Work instructions:
The records below are to be quoted in full; please keep every word exact.

──────

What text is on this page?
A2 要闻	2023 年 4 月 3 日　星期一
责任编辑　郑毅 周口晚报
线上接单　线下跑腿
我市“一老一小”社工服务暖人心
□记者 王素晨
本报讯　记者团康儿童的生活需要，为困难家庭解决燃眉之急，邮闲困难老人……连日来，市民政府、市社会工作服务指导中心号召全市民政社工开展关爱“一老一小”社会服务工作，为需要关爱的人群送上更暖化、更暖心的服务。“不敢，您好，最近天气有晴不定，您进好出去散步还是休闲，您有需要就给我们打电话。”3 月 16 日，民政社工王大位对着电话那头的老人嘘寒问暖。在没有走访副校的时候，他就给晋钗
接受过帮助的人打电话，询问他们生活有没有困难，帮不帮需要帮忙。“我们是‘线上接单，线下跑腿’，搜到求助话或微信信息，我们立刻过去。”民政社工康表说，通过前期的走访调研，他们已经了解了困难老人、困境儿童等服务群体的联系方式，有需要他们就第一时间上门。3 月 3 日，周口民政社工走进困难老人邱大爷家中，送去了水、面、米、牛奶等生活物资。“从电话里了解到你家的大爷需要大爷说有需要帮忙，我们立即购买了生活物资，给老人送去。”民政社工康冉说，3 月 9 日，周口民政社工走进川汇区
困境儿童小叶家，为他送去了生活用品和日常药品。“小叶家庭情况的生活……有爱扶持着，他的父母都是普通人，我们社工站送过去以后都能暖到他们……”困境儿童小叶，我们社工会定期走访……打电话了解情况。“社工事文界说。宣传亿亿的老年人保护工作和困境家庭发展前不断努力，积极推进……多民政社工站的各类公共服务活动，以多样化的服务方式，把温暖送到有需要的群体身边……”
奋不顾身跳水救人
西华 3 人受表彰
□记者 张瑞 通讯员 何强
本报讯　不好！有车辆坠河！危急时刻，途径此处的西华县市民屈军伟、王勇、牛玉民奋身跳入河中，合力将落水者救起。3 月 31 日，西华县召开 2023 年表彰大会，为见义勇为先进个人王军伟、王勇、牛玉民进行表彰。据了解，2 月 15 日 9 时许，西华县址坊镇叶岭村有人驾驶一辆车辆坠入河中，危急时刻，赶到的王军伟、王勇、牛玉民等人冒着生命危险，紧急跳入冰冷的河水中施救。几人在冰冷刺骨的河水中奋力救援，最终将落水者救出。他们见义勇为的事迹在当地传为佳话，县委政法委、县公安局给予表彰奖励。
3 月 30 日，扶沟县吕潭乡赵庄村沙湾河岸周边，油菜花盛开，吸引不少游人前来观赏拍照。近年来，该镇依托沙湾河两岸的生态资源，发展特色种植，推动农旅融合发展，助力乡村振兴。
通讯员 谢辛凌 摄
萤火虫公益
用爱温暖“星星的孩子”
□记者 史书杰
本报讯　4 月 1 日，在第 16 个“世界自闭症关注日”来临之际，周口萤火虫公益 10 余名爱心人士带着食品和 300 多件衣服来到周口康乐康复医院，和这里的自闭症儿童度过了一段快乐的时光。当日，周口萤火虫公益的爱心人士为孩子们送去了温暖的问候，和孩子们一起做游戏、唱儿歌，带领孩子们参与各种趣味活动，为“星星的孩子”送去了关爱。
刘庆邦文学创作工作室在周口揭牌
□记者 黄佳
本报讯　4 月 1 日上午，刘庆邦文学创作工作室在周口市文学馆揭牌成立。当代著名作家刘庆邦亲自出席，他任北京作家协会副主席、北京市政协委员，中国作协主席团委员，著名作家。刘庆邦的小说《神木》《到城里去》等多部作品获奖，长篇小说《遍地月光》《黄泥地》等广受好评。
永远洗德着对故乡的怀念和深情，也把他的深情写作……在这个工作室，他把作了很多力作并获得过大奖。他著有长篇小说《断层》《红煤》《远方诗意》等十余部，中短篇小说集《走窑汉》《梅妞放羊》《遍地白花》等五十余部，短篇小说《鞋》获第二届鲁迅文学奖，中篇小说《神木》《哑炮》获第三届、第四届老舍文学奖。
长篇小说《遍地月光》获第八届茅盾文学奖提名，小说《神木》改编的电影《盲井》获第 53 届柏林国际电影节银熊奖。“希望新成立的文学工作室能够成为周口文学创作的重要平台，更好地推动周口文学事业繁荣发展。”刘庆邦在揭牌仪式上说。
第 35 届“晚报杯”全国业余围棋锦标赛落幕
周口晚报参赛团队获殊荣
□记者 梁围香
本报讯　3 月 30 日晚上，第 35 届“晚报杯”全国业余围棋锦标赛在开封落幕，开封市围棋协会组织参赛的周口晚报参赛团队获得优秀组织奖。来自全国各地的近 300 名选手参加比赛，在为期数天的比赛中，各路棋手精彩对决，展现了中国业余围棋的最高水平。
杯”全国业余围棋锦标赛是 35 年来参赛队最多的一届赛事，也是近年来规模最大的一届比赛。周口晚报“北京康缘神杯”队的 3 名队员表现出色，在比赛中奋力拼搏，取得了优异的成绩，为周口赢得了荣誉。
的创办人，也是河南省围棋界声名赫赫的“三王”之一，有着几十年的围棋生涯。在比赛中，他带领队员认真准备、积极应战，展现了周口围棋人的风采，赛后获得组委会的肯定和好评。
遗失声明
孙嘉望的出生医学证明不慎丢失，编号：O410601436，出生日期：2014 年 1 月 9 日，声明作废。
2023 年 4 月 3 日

──────

Full solution:
What text is on this page?
A2 要闻	2023 年 4 月 3 日　星期一
责任编辑　郑毅 周口晚报
线上接单　线下跑腿
我市“一老一小”社工服务暖人心
□记者 王素晨
本报讯　记者团康儿童的生活需要，为困难家庭解决燃眉之急，邮闲困难老人……连日来，市民政府、市社会工作服务指导中心号召全市民政社工开展关爱“一老一小”社会服务工作，为需要关爱的人群送上更暖化、更暖心的服务。“不敢，您好，最近天气有晴不定，您进好出去散步还是休闲，您有需要就给我们打电话。”3 月 16 日，民政社工王大位对着电话那头的老人嘘寒问暖。在没有走访副校的时候，他就给晋钗
接受过帮助的人打电话，询问他们生活有没有困难，帮不帮需要帮忙。“我们是‘线上接单，线下跑腿’，搜到求助话或微信信息，我们立刻过去。”民政社工康表说，通过前期的走访调研，他们已经了解了困难老人、困境儿童等服务群体的联系方式，有需要他们就第一时间上门。3 月 3 日，周口民政社工走进困难老人邱大爷家中，送去了水、面、米、牛奶等生活物资。“从电话里了解到你家的大爷需要大爷说有需要帮忙，我们立即购买了生活物资，给老人送去。”民政社工康冉说，3 月 9 日，周口民政社工走进川汇区
困境儿童小叶家，为他送去了生活用品和日常药品。“小叶家庭情况的生活……有爱扶持着，他的父母都是普通人，我们社工站送过去以后都能暖到他们……”困境儿童小叶，我们社工会定期走访……打电话了解情况。“社工事文界说。宣传亿亿的老年人保护工作和困境家庭发展前不断努力，积极推进……多民政社工站的各类公共服务活动，以多样化的服务方式，把温暖送到有需要的群体身边……”
奋不顾身跳水救人
西华 3 人受表彰
□记者 张瑞 通讯员 何强
本报讯　不好！有车辆坠河！危急时刻，途径此处的西华县市民屈军伟、王勇、牛玉民奋身跳入河中，合力将落水者救起。3 月 31 日，西华县召开 2023 年表彰大会，为见义勇为先进个人王军伟、王勇、牛玉民进行表彰。据了解，2 月 15 日 9 时许，西华县址坊镇叶岭村有人驾驶一辆车辆坠入河中，危急时刻，赶到的王军伟、王勇、牛玉民等人冒着生命危险，紧急跳入冰冷的河水中施救。几人在冰冷刺骨的河水中奋力救援，最终将落水者救出。他们见义勇为的事迹在当地传为佳话，县委政法委、县公安局给予表彰奖励。
3 月 30 日，扶沟县吕潭乡赵庄村沙湾河岸周边，油菜花盛开，吸引不少游人前来观赏拍照。近年来，该镇依托沙湾河两岸的生态资源，发展特色种植，推动农旅融合发展，助力乡村振兴。
通讯员 谢辛凌 摄
萤火虫公益
用爱温暖“星星的孩子”
□记者 史书杰
本报讯　4 月 1 日，在第 16 个“世界自闭症关注日”来临之际，周口萤火虫公益 10 余名爱心人士带着食品和 300 多件衣服来到周口康乐康复医院，和这里的自闭症儿童度过了一段快乐的时光。当日，周口萤火虫公益的爱心人士为孩子们送去了温暖的问候，和孩子们一起做游戏、唱儿歌，带领孩子们参与各种趣味活动，为“星星的孩子”送去了关爱。
刘庆邦文学创作工作室在周口揭牌
□记者 黄佳
本报讯　4 月 1 日上午，刘庆邦文学创作工作室在周口市文学馆揭牌成立。当代著名作家刘庆邦亲自出席，他任北京作家协会副主席、北京市政协委员，中国作协主席团委员，著名作家。刘庆邦的小说《神木》《到城里去》等多部作品获奖，长篇小说《遍地月光》《黄泥地》等广受好评。
永远洗德着对故乡的怀念和深情，也把他的深情写作……在这个工作室，他把作了很多力作并获得过大奖。他著有长篇小说《断层》《红煤》《远方诗意》等十余部，中短篇小说集《走窑汉》《梅妞放羊》《遍地白花》等五十余部，短篇小说《鞋》获第二届鲁迅文学奖，中篇小说《神木》《哑炮》获第三届、第四届老舍文学奖。
长篇小说《遍地月光》获第八届茅盾文学奖提名，小说《神木》改编的电影《盲井》获第 53 届柏林国际电影节银熊奖。“希望新成立的文学工作室能够成为周口文学创作的重要平台，更好地推动周口文学事业繁荣发展。”刘庆邦在揭牌仪式上说。
第 35 届“晚报杯”全国业余围棋锦标赛落幕
周口晚报参赛团队获殊荣
□记者 梁围香
本报讯　3 月 30 日晚上，第 35 届“晚报杯”全国业余围棋锦标赛在开封落幕，开封市围棋协会组织参赛的周口晚报参赛团队获得优秀组织奖。来自全国各地的近 300 名选手参加比赛，在为期数天的比赛中，各路棋手精彩对决，展现了中国业余围棋的最高水平。
杯”全国业余围棋锦标赛是 35 年来参赛队最多的一届赛事，也是近年来规模最大的一届比赛。周口晚报“北京康缘神杯”队的 3 名队员表现出色，在比赛中奋力拼搏，取得了优异的成绩，为周口赢得了荣誉。
的创办人，也是河南省围棋界声名赫赫的“三王”之一，有着几十年的围棋生涯。在比赛中，他带领队员认真准备、积极应战，展现了周口围棋人的风采，赛后获得组委会的肯定和好评。
遗失声明
孙嘉望的出生医学证明不慎丢失，编号：O410601436，出生日期：2014 年 1 月 9 日，声明作废。
2023 年 4 月 3 日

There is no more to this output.